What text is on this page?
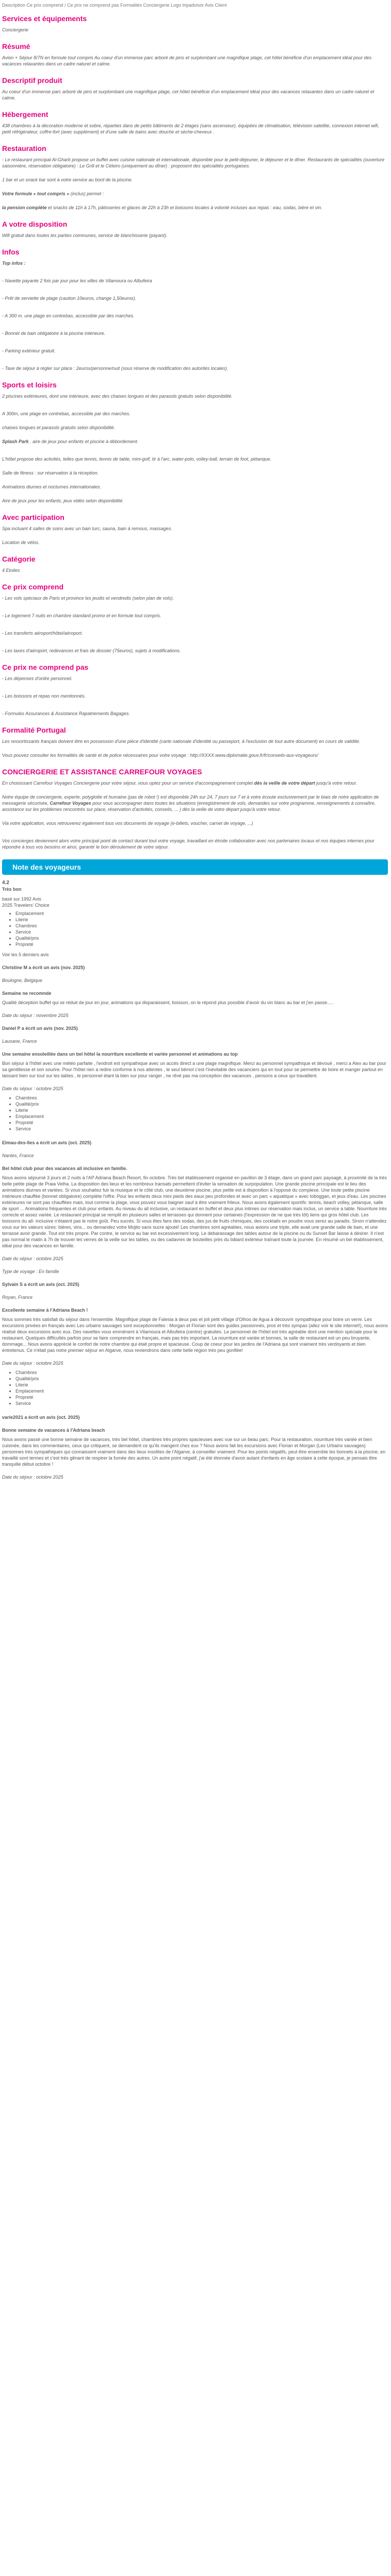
Description Ce prix comprend / Ce prix ne comprend pas Formalités Conciergerie Logo tripadvisor Avis Client
Services et équipements

Conciergerie

Résumé

Avion + Séjour 8/7N en formule tout compris Au coeur d'un immense parc arboré de pins et surplombant une magnifique plage, cet hôtel bénéficie d'un emplacement idéal pour des vacances relaxantes dans un cadre naturel et calme.

Descriptif produit

Au coeur d'un immense parc arboré de pins et surplombant une magnifique plage, cet hôtel bénéficie d'un emplacement idéal pour des vacances relaxantes dans un cadre naturel et calme.

Hébergement

438 chambres à la décoration moderne et sobre, réparties dans de petits bâtiments de 2 étages (sans ascenseur). équipées de climatisation, télévision satellite, connexion internet wifi, petit réfrigérateur, coffre-fort (avec supplément) et d'une salle de bains avec douche et sèche-cheveux .

Restauration

- Le restaurant principal Al-Gharb propose un buffet avec cuisine nationale et internationale, disponible pour le petit-déjeuner, le déjeuner et le dîner. Restaurants de spécialités (ouverture saisonnière, réservation obligatoire) : Le Grill et le Céleiro (uniquement au dîner) : proposent des spécialités portugaises.

1 bar et un snack bar sont à votre service au bord de la piscine.

Votre formule « tout compris » (inclus) permet :

la pension complète et snacks de 11h à 17h, pâtisseries et glaces de 22h à 23h et boissons locales à volonté incluses aux repas : eau, sodas, bière et vin.

A votre disposition

Wifi gratuit dans toutes les parties communes, service de blanchisserie (payant).

Infos

Top infos :

- Navette payante 2 fois par jour pour les villes de Vilamoura ou Albufeira

- Prêt de serviette de plage (caution 10euros, change 1,50euros).

- A 300 m. une plage en contrebas, accessible par des marches.

- Bonnet de bain obligatoire à la piscine intérieure.

- Parking extérieur gratuit.

- Taxe de séjour à régler sur place : 2euros/personne/nuit (sous réserve de modification des autorités locales).

Sports et loisirs

2 piscines extérieures, dont une intérieure, avec des chaises longues et des parasols gratuits selon disponibilité.

A 300m, une plage en contrebas, accessible par des marches.

chaises longues et parasols gratuits selon disponibilité.

Splash Park , aire de jeux pour enfants et piscine à débordement.

L'hôtel propose des activités, telles que tennis, tennis de table, mini-golf, tir à l'arc, water-polo, volley-ball, terrain de foot, pétanque.

Salle de fitness : sur réservation à la réception.

Animations diurnes et nocturnes internationales.

Aire de jeux pour les enfants, jeux vidéo selon disponibilité.

Avec participation

Spa incluant 4 salles de soins avec un bain turc, sauna, bain à remous, massages.

Location de vélos.

Catégorie

4 Etoiles

Ce prix comprend

- Les vols spéciaux de Paris et province les jeudis et vendredis (selon plan de vols).

- Le logement 7 nuits en chambre standard promo et en formule tout compris.

- Les transferts aéroport/hôtel/aéroport.

- Les taxes d'aéroport, redevances et frais de dossier (75euros), sujets à modifications.

Ce prix ne comprend pas

- Les dépenses d'ordre personnel.

- Les boissons et repas non mentionnés.

- Formules Assurances & Assistance Rapatriements Bagages.

Formalité Portugal

Les ressortissants français doivent être en possession d'une pièce d'identité (carte nationale d'identité ou passeport, à l'exclusion de tout autre document) en cours de validité.

Vous pouvez consulter les formalités de santé et de police nécessaires pour votre voyage : http://XXXX.www.diplomatie.gouv.fr/fr/conseils-aux-voyageurs/

CONCIERGERIE ET ASSISTANCE CARREFOUR VOYAGES

En choisissant Carrefour Voyages Conciergerie pour votre séjour, vous optez pour un service d'accompagnement complet dès la veille de votre départ jusqu'à votre retour.

Notre équipe de conciergerie, experte, polyglotte et humaine (pas de robot !) est disponible 24h sur 24, 7 jours sur 7 et à votre écoute exclusivement par le biais de notre application de messagerie sécurisée, Carrefour Voyages pour vous accompagner dans toutes les situations (enregistrement de vols, demandes sur votre programme, renseignements à connaître, assistance sur les problèmes rencontrés sur place, réservation d'activités, conseils, ... ) dès la veille de votre départ jusqu'à votre retour.

Via votre application, vous retrouverez également tous vos documents de voyage (e-billets, voucher, carnet de voyage, ...)

Vos concierges deviennent alors votre principal point de contact durant tout votre voyage, travaillant en étroite collaboration avec nos partenaires locaux et nos équipes internes pour répondre à tous vos besoins et ainsi, garantir le bon déroulement de votre séjour.

Note des voyageurs
4.2
Très bon
basé sur 1992 Avis
2025 Travelers' Choice
• Emplacement
• Literie
• Chambres
• Service
• Qualité/prix
• Propreté

Voir les 5 derniers avis

Christine M a écrit un avis (nov. 2025)

Boulogne, Belgique

Semaine ne recomnde

Qualité déception buffet qui se réduit de jour en jour, animations qui disparaissent, boisson, on le répond plus possible d'avoir du vin blanc au bar et j'en passe.....

Date du séjour : novembre 2025

Daniel P a écrit un avis (nov. 2025)

Lausane, France

Une semaine ensoleillée dans un bel hôtel la nourriture excellente et variée personnel et animations au top

Bon séjour à l'hôtel avec une météo parfaite , l'endroit est sympathique avec un accès direct a une plage magnifique. Merci au personnel sympathique et dévoué , merci a Alex au bar pour sa gentillesse et son sourire. Pour l'hôtel rien a redire conforme à nos attentes , le seul bémol c'est l'inévitable des vacanciers qui en tout pour se permettre de boire et manger partout en laissant bien sur tout sur les tables , le personnel étant là bien sur pour ranger , ne rêvé pas ma conception des vacances , pensons a ceux qui travaillent.

Date du séjour : octobre 2025

• Chambres
• Qualité/prix
• Literie
• Emplacement
• Propreté
• Service

Elmau-des-lles a écrit un avis (oct. 2025)

Nantes, France

Bel hôtel club pour des vacances all inclusive en famille.

Nous avons séjourné 3 jours et 2 nuits à l'AP Adriana Beach Resort, fin octobre. Très bel établissement organisé en pavillon de 3 étage, dans un grand parc paysagé, à proximité de la très belle petite plage de Praia Velha. La disposition des lieux et les nombreux transats permettent d'éviter la sensation de surpopulation. Une grande piscine principale est le lieu des animations diurnes et variées. Si vous souhaitez fuir la musique et le côté club, une deuxième piscine, plus petite est à disposition à l'opposé du complexe. Une toute petite piscine intérieure chauffée (bonnet obligatoire) complète l'offre. Pour les enfants deux mini pieds des eaux peu profondes et avec un parc « aquatique » avec toboggan, et jeux d'eau. Les piscines extérieures ne sont pas chauffées mais, tout comme la plage, vous pouvez vous baigner sauf à être vraiment frileux. Nous avons également sportifs: tennis, beach volley, pétanque, salle de sport ... Animations fréquentes et club pour enfants. Au niveau du all inclusive, un restaurant en buffet et deux plus intimes sur réservation mais inclus, un service a table. Nourriture très correcte et assez variée. Le restaurant principal se remplit en plusieurs salles et terrasses qui donnent pour certaines (l'expression de ne que très tôt) liens qui gros hôtel club. Les boissons du all- inclusive n'étaient pas le notre goût. Peu sucrés. Si vous êtes fans des sodas, des jus de fruits chimiques, des cocktails en poudre vous serez au paradis. Sinon n'attendez vous sur les valeurs sûres: bières, vins... ou demandez votre Mojito sans sucre ajouté! Les chambres sont agréables, nous avions une triple, elle avait une grande salle de bain, et une terrasse avoir grande. Tout est très propre. Par contre, le service au bar est excessivement long. Le debarassage des tables autour de la piscine ou du Sunset Bar laisse à désirer. Il n'est pas normal le matin à 7h de trouver les verres de la veille sur les tables, ou des cadavres de bouteilles près du bâtard extérieur traînant toute la journée. En résumé un bel établissement, idéal pour des vacances en famille.

Date du séjour : octobre 2025

Type de voyage : En famille

Sylvain S a écrit un avis (oct. 2025)

Royan, France

Excellente semaine à l'Adriana Beach !

Nous sommes très satisfait du séjour dans l'ensemble. Magnifique plage de Falesia à deux pas et joli petit village d'Olhos de Agua à découvrir sympathique pour boire un verre. Les excursions privées en français avec Les urbains sauvages sont exceptionnelles : Morgan et Florian sont des guides passionnés, pros et très sympas (allez voir le site internet!), nous avons réalisé deux excursions avec eux. Des navettes vous emmènent à Vilamoura et Albufeira (centre) gratuites. Le personnel de l'hôtel est très agréable dont une mention spéciale pour le restaurant. Quelques difficultés parfois pour se faire comprendre en français, mais pas très important. La nourriture est variée et bonnes, la salle de restaurant est un peu bruyante, dommage... Nous avons apprécié le confort de notre chambre qui était propre et spacieuse. Coup de coeur pour les jardins de l'Adriana qui sont vraiment très verdoyants et bien entretenus. Ce n'était pas notre premier séjour en Algarve, nous reviendrons dans cette belle région très peu gonflée!

Date du séjour : octobre 2025

• Chambres
• Qualité/prix
• Literie
• Emplacement
• Propreté
• Service

varie2021 a écrit un avis (oct. 2025)

Bonne semaine de vacances à l'Adriana beach

Nous avons passé une bonne semaine de vacances, très bel hôtel, chambres très propres spacieuses avec vue sur un beau parc. Pour la restauration, nourriture très variée et bien cuisinée, dans les commentaires, ceux qui critiquent, se demandent ce qu'ils mangent chez eux ? Nous avons fait les excursions avec Florian et Morgan (Les Urbains sauvages) personnes très sympathiques qui connaissent vraiment dans des lieux insolites de l'Algarve, à conseiller vraiment. Pour les points négatifs, peut être ensemble les bonnets à la piscine, en travaillé sont termes et c'est très gênant de respirer la fumée des autres. Un autre point négatif, j'ai été étonnée d'avoir autant d'enfants en âge scolaire à cette époque, je pensais être tranquille début octobre !

Date du séjour : octobre 2025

···

Required task >>
All lines that include "chaises" are to be gathered and copied.

Task output >>
2 piscines extérieures, dont une intérieure, avec des chaises longues et des parasols gratuits selon disponibilité.
chaises longues et parasols gratuits selon disponibilité.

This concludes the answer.